----- Information provided -----
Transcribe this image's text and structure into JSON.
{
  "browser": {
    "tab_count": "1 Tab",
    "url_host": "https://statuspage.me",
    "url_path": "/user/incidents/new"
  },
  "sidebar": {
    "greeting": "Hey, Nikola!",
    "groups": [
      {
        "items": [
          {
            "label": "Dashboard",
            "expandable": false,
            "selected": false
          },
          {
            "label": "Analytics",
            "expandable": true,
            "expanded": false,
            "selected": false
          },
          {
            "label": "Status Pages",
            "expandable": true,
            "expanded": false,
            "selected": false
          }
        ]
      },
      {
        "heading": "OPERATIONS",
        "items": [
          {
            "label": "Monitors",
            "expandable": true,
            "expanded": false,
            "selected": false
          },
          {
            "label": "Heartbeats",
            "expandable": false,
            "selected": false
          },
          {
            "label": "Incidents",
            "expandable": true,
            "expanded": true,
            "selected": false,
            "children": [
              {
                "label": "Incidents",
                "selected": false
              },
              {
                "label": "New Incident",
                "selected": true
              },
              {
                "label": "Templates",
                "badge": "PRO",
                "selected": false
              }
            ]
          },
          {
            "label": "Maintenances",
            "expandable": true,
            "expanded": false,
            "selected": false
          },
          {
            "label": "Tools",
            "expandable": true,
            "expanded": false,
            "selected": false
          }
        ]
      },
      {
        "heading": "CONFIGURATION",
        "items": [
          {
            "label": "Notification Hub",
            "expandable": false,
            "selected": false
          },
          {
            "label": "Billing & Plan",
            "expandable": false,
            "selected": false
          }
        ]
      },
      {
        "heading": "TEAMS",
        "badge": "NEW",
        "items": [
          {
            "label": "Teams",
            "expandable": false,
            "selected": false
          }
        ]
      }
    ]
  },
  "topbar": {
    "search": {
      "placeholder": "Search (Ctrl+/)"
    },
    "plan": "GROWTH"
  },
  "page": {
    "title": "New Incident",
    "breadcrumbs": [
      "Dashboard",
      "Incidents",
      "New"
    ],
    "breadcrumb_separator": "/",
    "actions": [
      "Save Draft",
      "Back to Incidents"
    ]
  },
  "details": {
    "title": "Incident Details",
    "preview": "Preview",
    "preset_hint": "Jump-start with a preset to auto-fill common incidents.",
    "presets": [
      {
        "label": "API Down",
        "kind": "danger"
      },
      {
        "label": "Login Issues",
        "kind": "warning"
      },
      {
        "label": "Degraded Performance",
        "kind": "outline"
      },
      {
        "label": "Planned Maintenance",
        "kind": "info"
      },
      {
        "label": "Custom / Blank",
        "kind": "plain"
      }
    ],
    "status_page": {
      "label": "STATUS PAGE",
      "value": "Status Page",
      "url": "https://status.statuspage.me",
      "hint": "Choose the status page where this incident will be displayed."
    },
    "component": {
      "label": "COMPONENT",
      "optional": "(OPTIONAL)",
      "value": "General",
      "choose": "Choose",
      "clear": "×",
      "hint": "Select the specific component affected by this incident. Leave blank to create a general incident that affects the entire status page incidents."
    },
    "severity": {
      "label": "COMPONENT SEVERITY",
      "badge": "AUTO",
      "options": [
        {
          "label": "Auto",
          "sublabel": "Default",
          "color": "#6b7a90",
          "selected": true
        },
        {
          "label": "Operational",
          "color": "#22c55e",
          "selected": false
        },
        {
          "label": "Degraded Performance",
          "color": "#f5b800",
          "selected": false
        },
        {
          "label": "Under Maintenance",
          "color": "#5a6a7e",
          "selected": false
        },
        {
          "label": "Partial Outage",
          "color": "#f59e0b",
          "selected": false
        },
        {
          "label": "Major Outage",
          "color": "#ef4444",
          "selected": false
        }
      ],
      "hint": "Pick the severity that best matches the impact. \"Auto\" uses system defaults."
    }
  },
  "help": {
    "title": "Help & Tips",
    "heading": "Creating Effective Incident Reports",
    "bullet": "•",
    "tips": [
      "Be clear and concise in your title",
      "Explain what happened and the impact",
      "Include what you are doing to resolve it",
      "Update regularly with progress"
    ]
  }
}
-----
Short exercise: Retype all the material above precisely, with no line left out.

Exercise response:
Transcribe this image's text and structure into JSON.
{
  "browser": {
    "tab_count": "1 Tab",
    "url_host": "https://statuspage.me",
    "url_path": "/user/incidents/new"
  },
  "sidebar": {
    "greeting": "Hey, Nikola!",
    "groups": [
      {
        "items": [
          {
            "label": "Dashboard",
            "expandable": false,
            "selected": false
          },
          {
            "label": "Analytics",
            "expandable": true,
            "expanded": false,
            "selected": false
          },
          {
            "label": "Status Pages",
            "expandable": true,
            "expanded": false,
            "selected": false
          }
        ]
      },
      {
        "heading": "OPERATIONS",
        "items": [
          {
            "label": "Monitors",
            "expandable": true,
            "expanded": false,
            "selected": false
          },
          {
            "label": "Heartbeats",
            "expandable": false,
            "selected": false
          },
          {
            "label": "Incidents",
            "expandable": true,
            "expanded": true,
            "selected": false,
            "children": [
              {
                "label": "Incidents",
                "selected": false
              },
              {
                "label": "New Incident",
                "selected": true
              },
              {
                "label": "Templates",
                "badge": "PRO",
                "selected": false
              }
            ]
          },
          {
            "label": "Maintenances",
            "expandable": true,
            "expanded": false,
            "selected": false
          },
          {
            "label": "Tools",
            "expandable": true,
            "expanded": false,
            "selected": false
          }
        ]
      },
      {
        "heading": "CONFIGURATION",
        "items": [
          {
            "label": "Notification Hub",
            "expandable": false,
            "selected": false
          },
          {
            "label": "Billing & Plan",
            "expandable": false,
            "selected": false
          }
        ]
      },
      {
        "heading": "TEAMS",
        "badge": "NEW",
        "items": [
          {
            "label": "Teams",
            "expandable": false,
            "selected": false
          }
        ]
      }
    ]
  },
  "topbar": {
    "search": {
      "placeholder": "Search (Ctrl+/)"
    },
    "plan": "GROWTH"
  },
  "page": {
    "title": "New Incident",
    "breadcrumbs": [
      "Dashboard",
      "Incidents",
      "New"
    ],
    "breadcrumb_separator": "/",
    "actions": [
      "Save Draft",
      "Back to Incidents"
    ]
  },
  "details": {
    "title": "Incident Details",
    "preview": "Preview",
    "preset_hint": "Jump-start with a preset to auto-fill common incidents.",
    "presets": [
      {
        "label": "API Down",
        "kind": "danger"
      },
      {
        "label": "Login Issues",
        "kind": "warning"
      },
      {
        "label": "Degraded Performance",
        "kind": "outline"
      },
      {
        "label": "Planned Maintenance",
        "kind": "info"
      },
      {
        "label": "Custom / Blank",
        "kind": "plain"
      }
    ],
    "status_page": {
      "label": "STATUS PAGE",
      "value": "Status Page",
      "url": "https://status.statuspage.me",
      "hint": "Choose the status page where this incident will be displayed."
    },
    "component": {
      "label": "COMPONENT",
      "optional": "(OPTIONAL)",
      "value": "General",
      "choose": "Choose",
      "clear": "×",
      "hint": "Select the specific component affected by this incident. Leave blank to create a general incident that affects the entire status page incidents."
    },
    "severity": {
      "label": "COMPONENT SEVERITY",
      "badge": "AUTO",
      "options": [
        {
          "label": "Auto",
          "sublabel": "Default",
          "color": "#6b7a90",
          "selected": true
        },
        {
          "label": "Operational",
          "color": "#22c55e",
          "selected": false
        },
        {
          "label": "Degraded Performance",
          "color": "#f5b800",
          "selected": false
        },
        {
          "label": "Under Maintenance",
          "color": "#5a6a7e",
          "selected": false
        },
        {
          "label": "Partial Outage",
          "color": "#f59e0b",
          "selected": false
        },
        {
          "label": "Major Outage",
          "color": "#ef4444",
          "selected": false
        }
      ],
      "hint": "Pick the severity that best matches the impact. \"Auto\" uses system defaults."
    }
  },
  "help": {
    "title": "Help & Tips",
    "heading": "Creating Effective Incident Reports",
    "bullet": "•",
    "tips": [
      "Be clear and concise in your title",
      "Explain what happened and the impact",
      "Include what you are doing to resolve it",
      "Update regularly with progress"
    ]
  }
}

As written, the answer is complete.